• [DATA RECORDS]

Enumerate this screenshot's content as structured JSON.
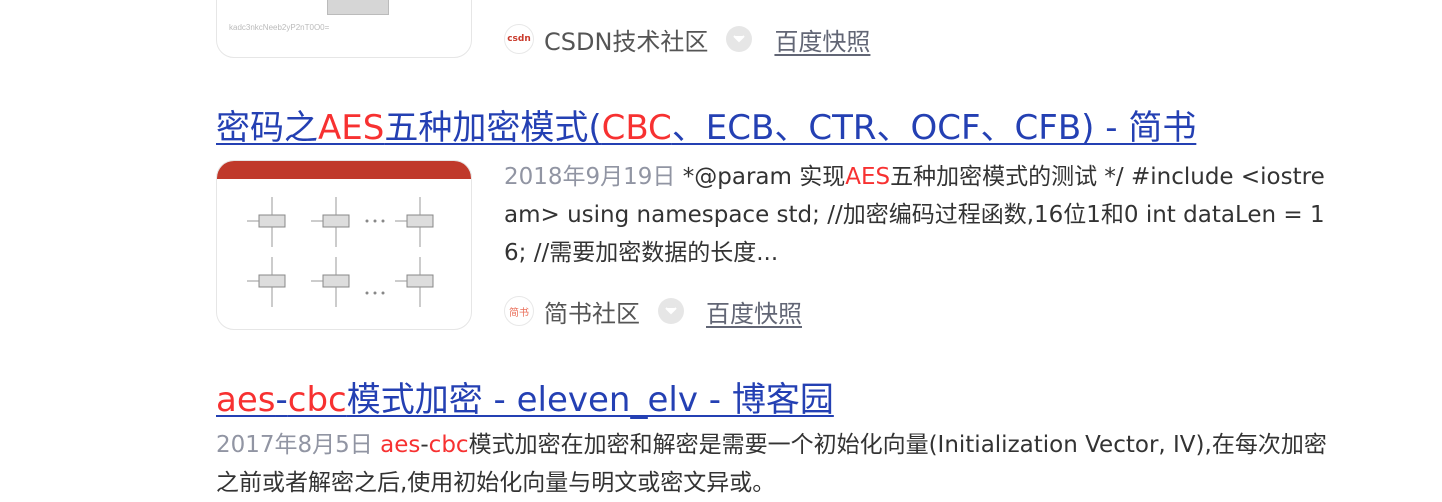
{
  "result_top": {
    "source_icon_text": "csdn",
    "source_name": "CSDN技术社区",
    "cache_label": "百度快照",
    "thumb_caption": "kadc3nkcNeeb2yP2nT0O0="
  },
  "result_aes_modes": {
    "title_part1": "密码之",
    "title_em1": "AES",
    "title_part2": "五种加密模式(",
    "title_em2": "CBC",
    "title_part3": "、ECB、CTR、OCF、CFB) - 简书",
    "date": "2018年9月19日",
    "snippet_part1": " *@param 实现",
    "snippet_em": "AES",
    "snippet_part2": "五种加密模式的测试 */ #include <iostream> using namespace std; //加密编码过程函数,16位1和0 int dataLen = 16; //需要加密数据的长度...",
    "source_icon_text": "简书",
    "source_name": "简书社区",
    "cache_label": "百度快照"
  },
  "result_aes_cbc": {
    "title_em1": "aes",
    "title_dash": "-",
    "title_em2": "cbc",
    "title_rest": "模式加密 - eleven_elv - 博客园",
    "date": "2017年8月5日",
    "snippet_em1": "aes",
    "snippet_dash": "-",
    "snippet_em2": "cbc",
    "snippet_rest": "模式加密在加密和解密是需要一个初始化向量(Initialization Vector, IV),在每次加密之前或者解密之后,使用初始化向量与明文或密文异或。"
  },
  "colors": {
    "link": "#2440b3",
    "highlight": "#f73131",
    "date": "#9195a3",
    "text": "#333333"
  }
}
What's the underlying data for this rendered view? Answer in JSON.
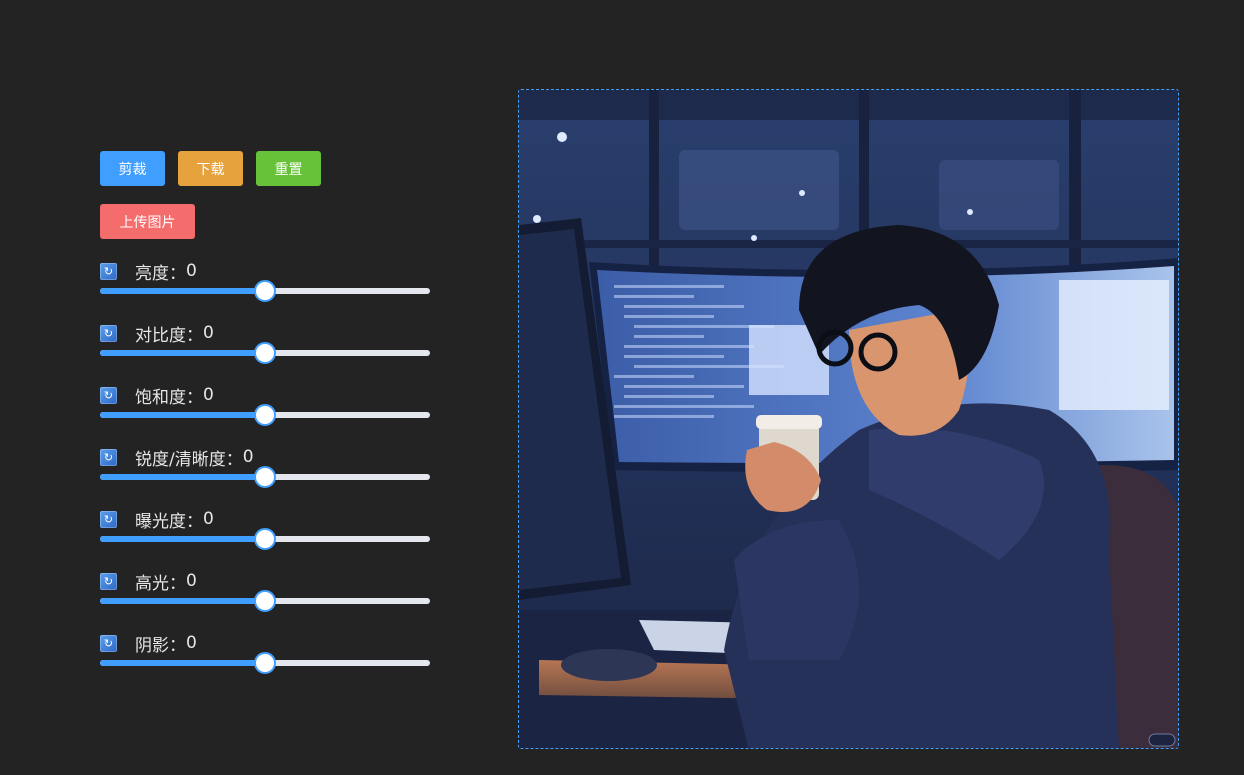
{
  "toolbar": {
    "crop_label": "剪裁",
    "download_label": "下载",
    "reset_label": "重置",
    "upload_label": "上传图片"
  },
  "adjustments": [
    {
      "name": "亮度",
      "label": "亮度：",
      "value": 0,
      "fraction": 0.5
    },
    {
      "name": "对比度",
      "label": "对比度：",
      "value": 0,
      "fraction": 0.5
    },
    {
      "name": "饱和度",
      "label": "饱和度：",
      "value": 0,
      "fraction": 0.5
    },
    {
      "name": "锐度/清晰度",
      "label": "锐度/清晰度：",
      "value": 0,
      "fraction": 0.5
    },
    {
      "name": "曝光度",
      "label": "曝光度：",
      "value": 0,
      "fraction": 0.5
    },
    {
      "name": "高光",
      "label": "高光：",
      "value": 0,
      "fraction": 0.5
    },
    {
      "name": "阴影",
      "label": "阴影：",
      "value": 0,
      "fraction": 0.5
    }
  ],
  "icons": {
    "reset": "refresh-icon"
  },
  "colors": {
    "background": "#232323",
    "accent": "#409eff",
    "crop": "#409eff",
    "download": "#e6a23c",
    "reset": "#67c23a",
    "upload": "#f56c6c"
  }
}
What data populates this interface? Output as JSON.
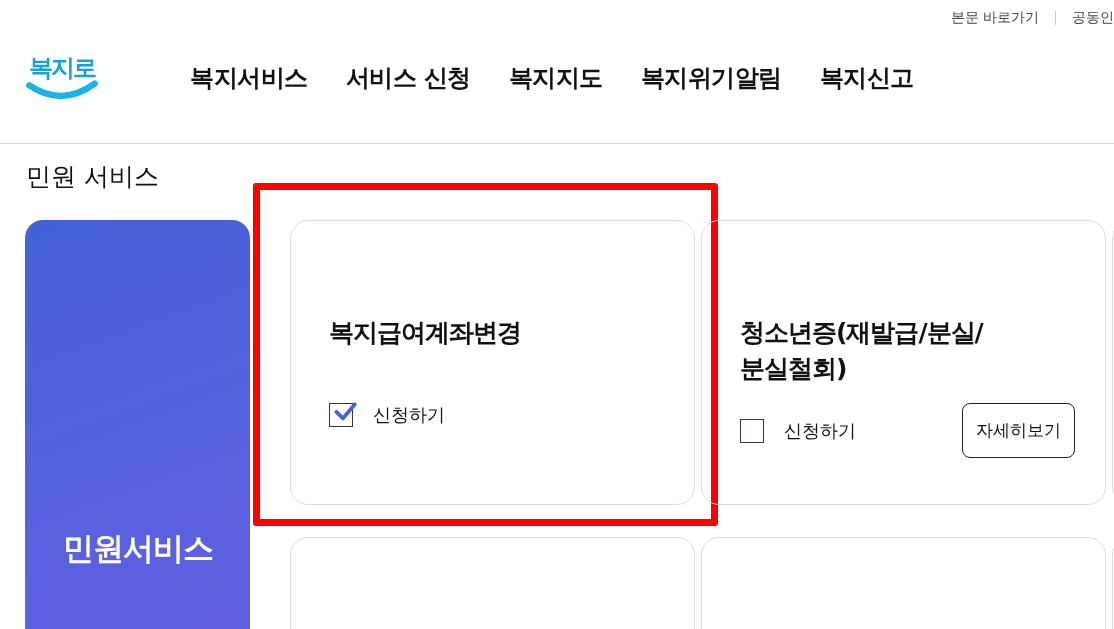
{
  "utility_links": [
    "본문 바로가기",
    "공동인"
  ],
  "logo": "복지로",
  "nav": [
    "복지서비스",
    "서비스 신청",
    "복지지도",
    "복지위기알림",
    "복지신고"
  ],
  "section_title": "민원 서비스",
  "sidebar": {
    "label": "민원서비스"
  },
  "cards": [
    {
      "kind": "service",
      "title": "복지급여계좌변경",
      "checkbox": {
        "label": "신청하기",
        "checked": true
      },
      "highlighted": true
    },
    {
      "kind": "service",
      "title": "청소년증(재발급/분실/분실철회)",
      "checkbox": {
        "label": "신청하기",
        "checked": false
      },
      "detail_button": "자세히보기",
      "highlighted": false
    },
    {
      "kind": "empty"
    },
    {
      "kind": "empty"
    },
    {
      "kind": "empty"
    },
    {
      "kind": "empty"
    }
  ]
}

• [WORK TO COMPLETE]
Reproduce all of the data exactly, omitting each picture it holds.

• [SOLUTION TO THIS PROBLEM]
Enumerate this screenshot's content as structured JSON.
{
  "result_top": {
    "source_icon_text": "csdn",
    "source_name": "CSDN技术社区",
    "cache_label": "百度快照",
    "thumb_caption": "kadc3nkcNeeb2yP2nT0O0="
  },
  "result_aes_modes": {
    "title_part1": "密码之",
    "title_em1": "AES",
    "title_part2": "五种加密模式(",
    "title_em2": "CBC",
    "title_part3": "、ECB、CTR、OCF、CFB) - 简书",
    "date": "2018年9月19日",
    "snippet_part1": " *@param 实现",
    "snippet_em": "AES",
    "snippet_part2": "五种加密模式的测试 */ #include <iostream> using namespace std; //加密编码过程函数,16位1和0 int dataLen = 16; //需要加密数据的长度...",
    "source_icon_text": "简书",
    "source_name": "简书社区",
    "cache_label": "百度快照"
  },
  "result_aes_cbc": {
    "title_em1": "aes",
    "title_dash": "-",
    "title_em2": "cbc",
    "title_rest": "模式加密 - eleven_elv - 博客园",
    "date": "2017年8月5日",
    "snippet_em1": "aes",
    "snippet_dash": "-",
    "snippet_em2": "cbc",
    "snippet_rest": "模式加密在加密和解密是需要一个初始化向量(Initialization Vector, IV),在每次加密之前或者解密之后,使用初始化向量与明文或密文异或。"
  },
  "colors": {
    "link": "#2440b3",
    "highlight": "#f73131",
    "date": "#9195a3",
    "text": "#333333"
  }
}
What's the underlying data for this rendered view? Answer in JSON.
{
  "toolbar": {
    "crop_label": "剪裁",
    "download_label": "下载",
    "reset_label": "重置",
    "upload_label": "上传图片"
  },
  "adjustments": [
    {
      "name": "亮度",
      "label": "亮度：",
      "value": 0,
      "fraction": 0.5
    },
    {
      "name": "对比度",
      "label": "对比度：",
      "value": 0,
      "fraction": 0.5
    },
    {
      "name": "饱和度",
      "label": "饱和度：",
      "value": 0,
      "fraction": 0.5
    },
    {
      "name": "锐度/清晰度",
      "label": "锐度/清晰度：",
      "value": 0,
      "fraction": 0.5
    },
    {
      "name": "曝光度",
      "label": "曝光度：",
      "value": 0,
      "fraction": 0.5
    },
    {
      "name": "高光",
      "label": "高光：",
      "value": 0,
      "fraction": 0.5
    },
    {
      "name": "阴影",
      "label": "阴影：",
      "value": 0,
      "fraction": 0.5
    }
  ],
  "icons": {
    "reset": "refresh-icon"
  },
  "colors": {
    "background": "#232323",
    "accent": "#409eff",
    "crop": "#409eff",
    "download": "#e6a23c",
    "reset": "#67c23a",
    "upload": "#f56c6c"
  }
}
What data populates this interface? Output as JSON.
{
  "utility_links": [
    "본문 바로가기",
    "공동인"
  ],
  "logo": "복지로",
  "nav": [
    "복지서비스",
    "서비스 신청",
    "복지지도",
    "복지위기알림",
    "복지신고"
  ],
  "section_title": "민원 서비스",
  "sidebar": {
    "label": "민원서비스"
  },
  "cards": [
    {
      "kind": "service",
      "title": "복지급여계좌변경",
      "checkbox": {
        "label": "신청하기",
        "checked": true
      },
      "highlighted": true
    },
    {
      "kind": "service",
      "title": "청소년증(재발급/분실/분실철회)",
      "checkbox": {
        "label": "신청하기",
        "checked": false
      },
      "detail_button": "자세히보기",
      "highlighted": false
    },
    {
      "kind": "empty"
    },
    {
      "kind": "empty"
    },
    {
      "kind": "empty"
    },
    {
      "kind": "empty"
    }
  ]
}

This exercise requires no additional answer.